§ **Challenge**: Look through the material and tally each line bearing the word "Думы". Give only the total.

────────────────

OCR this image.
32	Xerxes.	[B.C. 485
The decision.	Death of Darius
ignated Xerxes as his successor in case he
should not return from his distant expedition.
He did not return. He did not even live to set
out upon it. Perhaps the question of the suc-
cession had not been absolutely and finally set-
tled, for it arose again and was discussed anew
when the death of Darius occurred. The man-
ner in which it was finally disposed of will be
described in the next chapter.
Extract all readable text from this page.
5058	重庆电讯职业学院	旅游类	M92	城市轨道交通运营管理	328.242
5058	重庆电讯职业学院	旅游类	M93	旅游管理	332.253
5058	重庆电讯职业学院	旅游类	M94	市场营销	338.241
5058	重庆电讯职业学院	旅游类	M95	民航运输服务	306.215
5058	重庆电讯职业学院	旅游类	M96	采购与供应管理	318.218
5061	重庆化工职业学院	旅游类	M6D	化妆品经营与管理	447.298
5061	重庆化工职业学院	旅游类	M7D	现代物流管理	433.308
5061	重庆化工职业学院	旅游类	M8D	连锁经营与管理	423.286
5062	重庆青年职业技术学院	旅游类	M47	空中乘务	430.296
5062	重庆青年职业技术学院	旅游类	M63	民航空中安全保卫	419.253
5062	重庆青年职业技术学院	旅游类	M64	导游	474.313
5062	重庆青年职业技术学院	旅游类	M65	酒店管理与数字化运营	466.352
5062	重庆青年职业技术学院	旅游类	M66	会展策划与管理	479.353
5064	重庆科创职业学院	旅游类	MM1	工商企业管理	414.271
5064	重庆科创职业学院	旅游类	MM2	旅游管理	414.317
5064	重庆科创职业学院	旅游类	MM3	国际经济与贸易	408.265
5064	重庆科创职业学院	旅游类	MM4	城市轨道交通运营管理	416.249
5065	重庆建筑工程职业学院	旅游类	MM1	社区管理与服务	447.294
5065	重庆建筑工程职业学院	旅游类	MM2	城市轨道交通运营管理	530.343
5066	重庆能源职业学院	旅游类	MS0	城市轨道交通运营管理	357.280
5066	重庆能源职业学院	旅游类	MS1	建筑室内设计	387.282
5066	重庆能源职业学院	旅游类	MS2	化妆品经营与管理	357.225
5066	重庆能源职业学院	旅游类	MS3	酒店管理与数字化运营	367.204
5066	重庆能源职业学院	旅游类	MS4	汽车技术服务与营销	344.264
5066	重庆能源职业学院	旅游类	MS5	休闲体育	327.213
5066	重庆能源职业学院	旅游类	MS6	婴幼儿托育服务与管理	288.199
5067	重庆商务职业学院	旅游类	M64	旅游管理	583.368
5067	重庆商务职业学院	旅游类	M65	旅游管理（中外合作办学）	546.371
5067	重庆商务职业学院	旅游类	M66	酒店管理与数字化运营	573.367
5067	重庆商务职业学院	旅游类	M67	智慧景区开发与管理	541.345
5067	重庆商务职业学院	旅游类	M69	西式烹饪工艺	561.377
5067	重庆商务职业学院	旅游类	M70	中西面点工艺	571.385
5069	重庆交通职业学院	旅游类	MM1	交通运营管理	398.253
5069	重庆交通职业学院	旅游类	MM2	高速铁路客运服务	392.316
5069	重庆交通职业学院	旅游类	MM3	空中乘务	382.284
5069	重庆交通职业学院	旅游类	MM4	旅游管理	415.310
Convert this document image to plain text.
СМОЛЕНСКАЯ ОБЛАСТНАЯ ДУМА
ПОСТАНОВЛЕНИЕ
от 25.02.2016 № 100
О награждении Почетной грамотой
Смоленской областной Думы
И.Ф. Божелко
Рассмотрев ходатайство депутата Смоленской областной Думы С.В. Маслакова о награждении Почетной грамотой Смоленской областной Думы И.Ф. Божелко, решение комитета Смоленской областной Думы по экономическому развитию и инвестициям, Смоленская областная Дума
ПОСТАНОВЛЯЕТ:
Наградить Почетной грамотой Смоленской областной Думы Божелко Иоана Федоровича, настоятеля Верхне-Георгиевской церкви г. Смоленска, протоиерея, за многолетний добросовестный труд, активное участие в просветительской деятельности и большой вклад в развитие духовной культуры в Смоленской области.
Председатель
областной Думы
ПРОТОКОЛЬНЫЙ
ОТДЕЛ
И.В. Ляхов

────────────────

§ **Task output**: 4